Task directions: Transcribe every entry word for word. Skip the pictures.
## Begin Data supplied
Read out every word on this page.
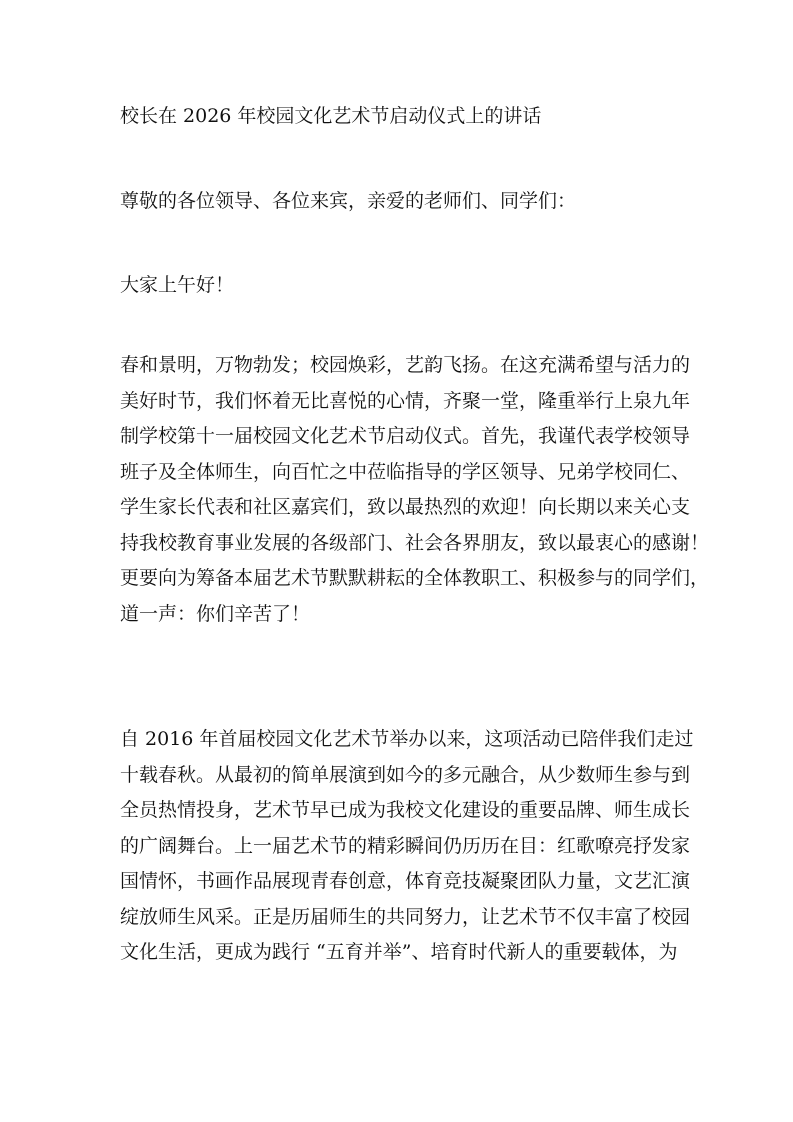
校长在 2026 年校园文化艺术节启动仪式上的讲话

尊敬的各位领导、各位来宾，亲爱的老师们、同学们：

大家上午好！

春和景明，万物勃发；校园焕彩，艺韵飞扬。在这充满希望与活力的
美好时节，我们怀着无比喜悦的心情，齐聚一堂，隆重举行上泉九年
制学校第十一届校园文化艺术节启动仪式。首先，我谨代表学校领导
班子及全体师生，向百忙之中莅临指导的学区领导、兄弟学校同仁、
学生家长代表和社区嘉宾们，致以最热烈的欢迎！向长期以来关心支
持我校教育事业发展的各级部门、社会各界朋友，致以最衷心的感谢！
更要向为筹备本届艺术节默默耕耘的全体教职工、积极参与的同学们，
道一声：你们辛苦了！
自 2016 年首届校园文化艺术节举办以来，这项活动已陪伴我们走过
十载春秋。从最初的简单展演到如今的多元融合，从少数师生参与到
全员热情投身，艺术节早已成为我校文化建设的重要品牌、师生成长
的广阔舞台。上一届艺术节的精彩瞬间仍历历在目：红歌嘹亮抒发家
国情怀，书画作品展现青春创意，体育竞技凝聚团队力量，文艺汇演
绽放师生风采。正是历届师生的共同努力，让艺术节不仅丰富了校园
文化生活，更成为践行 “五育并举”、培育时代新人的重要载体，为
## End Data supplied
Result:
Read out every word on this page.
校长在 2026 年校园文化艺术节启动仪式上的讲话

尊敬的各位领导、各位来宾，亲爱的老师们、同学们：

大家上午好！

春和景明，万物勃发；校园焕彩，艺韵飞扬。在这充满希望与活力的
美好时节，我们怀着无比喜悦的心情，齐聚一堂，隆重举行上泉九年
制学校第十一届校园文化艺术节启动仪式。首先，我谨代表学校领导
班子及全体师生，向百忙之中莅临指导的学区领导、兄弟学校同仁、
学生家长代表和社区嘉宾们，致以最热烈的欢迎！向长期以来关心支
持我校教育事业发展的各级部门、社会各界朋友，致以最衷心的感谢！
更要向为筹备本届艺术节默默耕耘的全体教职工、积极参与的同学们，
道一声：你们辛苦了！
自 2016 年首届校园文化艺术节举办以来，这项活动已陪伴我们走过
十载春秋。从最初的简单展演到如今的多元融合，从少数师生参与到
全员热情投身，艺术节早已成为我校文化建设的重要品牌、师生成长
的广阔舞台。上一届艺术节的精彩瞬间仍历历在目：红歌嘹亮抒发家
国情怀，书画作品展现青春创意，体育竞技凝聚团队力量，文艺汇演
绽放师生风采。正是历届师生的共同努力，让艺术节不仅丰富了校园
文化生活，更成为践行 “五育并举”、培育时代新人的重要载体，为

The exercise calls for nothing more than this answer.